WORK TO DO: Pick out each line of the records in which the word "unsigned" appears.

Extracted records
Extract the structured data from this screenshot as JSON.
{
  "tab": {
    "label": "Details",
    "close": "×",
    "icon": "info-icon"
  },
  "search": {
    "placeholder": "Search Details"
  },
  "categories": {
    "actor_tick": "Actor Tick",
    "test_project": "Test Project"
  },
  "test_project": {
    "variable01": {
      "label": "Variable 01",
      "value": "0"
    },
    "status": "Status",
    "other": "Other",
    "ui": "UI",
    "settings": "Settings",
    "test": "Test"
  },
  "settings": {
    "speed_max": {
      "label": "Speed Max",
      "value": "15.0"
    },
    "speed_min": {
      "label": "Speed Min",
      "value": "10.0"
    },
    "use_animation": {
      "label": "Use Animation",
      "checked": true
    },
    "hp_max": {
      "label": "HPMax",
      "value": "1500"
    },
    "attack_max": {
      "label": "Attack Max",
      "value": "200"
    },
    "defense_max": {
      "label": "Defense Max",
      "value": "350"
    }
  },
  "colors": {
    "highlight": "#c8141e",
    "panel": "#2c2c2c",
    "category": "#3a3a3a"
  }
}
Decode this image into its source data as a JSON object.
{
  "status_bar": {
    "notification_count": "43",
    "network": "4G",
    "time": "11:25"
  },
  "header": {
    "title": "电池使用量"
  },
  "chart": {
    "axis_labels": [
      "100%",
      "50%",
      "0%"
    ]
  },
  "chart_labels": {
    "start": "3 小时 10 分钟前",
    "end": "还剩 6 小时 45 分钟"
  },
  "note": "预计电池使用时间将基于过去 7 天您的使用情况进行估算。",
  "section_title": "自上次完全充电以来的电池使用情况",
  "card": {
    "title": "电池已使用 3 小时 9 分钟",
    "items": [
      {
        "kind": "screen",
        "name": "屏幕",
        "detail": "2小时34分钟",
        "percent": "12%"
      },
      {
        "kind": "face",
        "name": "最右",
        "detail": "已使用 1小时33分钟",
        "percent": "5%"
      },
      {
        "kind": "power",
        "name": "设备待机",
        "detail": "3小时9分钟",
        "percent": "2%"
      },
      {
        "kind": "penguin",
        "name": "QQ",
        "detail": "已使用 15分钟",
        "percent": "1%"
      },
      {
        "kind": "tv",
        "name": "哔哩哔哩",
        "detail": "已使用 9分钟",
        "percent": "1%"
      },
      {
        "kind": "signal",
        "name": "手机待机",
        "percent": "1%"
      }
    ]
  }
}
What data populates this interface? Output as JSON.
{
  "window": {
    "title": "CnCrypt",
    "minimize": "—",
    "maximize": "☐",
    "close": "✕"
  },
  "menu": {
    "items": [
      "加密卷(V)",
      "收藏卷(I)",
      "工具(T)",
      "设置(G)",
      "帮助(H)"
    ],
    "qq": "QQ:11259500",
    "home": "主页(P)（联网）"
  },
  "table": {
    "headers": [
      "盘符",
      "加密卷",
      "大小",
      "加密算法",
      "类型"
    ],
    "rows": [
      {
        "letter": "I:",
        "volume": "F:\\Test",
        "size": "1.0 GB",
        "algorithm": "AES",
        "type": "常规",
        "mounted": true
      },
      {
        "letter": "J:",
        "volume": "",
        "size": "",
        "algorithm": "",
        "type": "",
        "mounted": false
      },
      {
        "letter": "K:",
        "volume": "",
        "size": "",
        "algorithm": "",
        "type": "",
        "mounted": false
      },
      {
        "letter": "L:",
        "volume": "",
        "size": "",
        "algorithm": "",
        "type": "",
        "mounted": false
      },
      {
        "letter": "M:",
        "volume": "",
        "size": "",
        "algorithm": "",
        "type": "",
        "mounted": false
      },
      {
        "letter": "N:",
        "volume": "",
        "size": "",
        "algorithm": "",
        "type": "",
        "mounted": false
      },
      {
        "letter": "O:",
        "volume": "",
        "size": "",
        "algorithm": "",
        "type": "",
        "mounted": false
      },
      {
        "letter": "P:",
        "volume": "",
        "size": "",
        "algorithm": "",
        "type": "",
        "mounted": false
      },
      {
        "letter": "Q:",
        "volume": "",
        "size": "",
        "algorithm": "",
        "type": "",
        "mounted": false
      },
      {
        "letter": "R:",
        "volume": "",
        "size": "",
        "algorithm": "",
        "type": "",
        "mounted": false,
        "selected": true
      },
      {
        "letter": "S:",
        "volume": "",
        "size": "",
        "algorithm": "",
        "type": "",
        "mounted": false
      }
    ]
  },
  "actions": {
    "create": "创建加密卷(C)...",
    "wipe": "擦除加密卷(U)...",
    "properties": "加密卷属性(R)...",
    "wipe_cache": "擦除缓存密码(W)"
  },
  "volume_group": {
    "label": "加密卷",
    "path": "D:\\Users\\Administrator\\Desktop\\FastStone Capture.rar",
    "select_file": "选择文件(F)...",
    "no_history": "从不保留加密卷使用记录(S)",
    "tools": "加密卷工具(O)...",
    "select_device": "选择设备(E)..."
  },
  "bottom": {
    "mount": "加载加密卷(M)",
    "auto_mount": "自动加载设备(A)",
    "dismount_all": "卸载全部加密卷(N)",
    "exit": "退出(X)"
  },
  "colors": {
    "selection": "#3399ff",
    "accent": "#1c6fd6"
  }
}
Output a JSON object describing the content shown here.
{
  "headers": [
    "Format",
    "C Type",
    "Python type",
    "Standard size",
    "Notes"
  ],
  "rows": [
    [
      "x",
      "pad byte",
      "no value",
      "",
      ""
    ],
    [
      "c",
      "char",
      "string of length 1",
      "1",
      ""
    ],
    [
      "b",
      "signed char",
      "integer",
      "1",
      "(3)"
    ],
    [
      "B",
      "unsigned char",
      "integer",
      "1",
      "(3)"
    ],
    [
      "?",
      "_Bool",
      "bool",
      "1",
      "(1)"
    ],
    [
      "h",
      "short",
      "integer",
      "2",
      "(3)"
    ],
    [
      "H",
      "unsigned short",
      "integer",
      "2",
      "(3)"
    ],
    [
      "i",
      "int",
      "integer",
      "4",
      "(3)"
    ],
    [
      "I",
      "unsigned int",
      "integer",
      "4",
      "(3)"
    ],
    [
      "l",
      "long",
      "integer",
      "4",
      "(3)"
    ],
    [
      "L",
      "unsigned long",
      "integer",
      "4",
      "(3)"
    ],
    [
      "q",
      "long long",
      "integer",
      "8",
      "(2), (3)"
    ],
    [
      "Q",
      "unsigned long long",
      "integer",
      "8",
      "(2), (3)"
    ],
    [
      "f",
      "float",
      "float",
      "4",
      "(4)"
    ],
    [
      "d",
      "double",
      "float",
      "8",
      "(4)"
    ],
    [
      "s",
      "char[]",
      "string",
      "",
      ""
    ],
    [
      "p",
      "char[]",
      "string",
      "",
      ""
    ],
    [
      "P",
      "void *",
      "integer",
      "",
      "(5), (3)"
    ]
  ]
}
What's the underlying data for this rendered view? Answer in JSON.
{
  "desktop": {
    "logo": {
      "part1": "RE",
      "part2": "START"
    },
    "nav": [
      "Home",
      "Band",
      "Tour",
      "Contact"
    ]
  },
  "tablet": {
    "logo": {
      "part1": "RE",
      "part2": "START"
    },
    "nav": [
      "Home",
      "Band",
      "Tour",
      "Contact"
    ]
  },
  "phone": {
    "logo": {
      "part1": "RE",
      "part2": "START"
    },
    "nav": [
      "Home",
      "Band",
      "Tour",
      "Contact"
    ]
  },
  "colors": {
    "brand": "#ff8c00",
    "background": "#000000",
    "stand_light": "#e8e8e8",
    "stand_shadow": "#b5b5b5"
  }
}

CORRECT ANSWER:
      "unsigned char",
      "unsigned short",
      "unsigned int",
      "unsigned long",
      "unsigned long long",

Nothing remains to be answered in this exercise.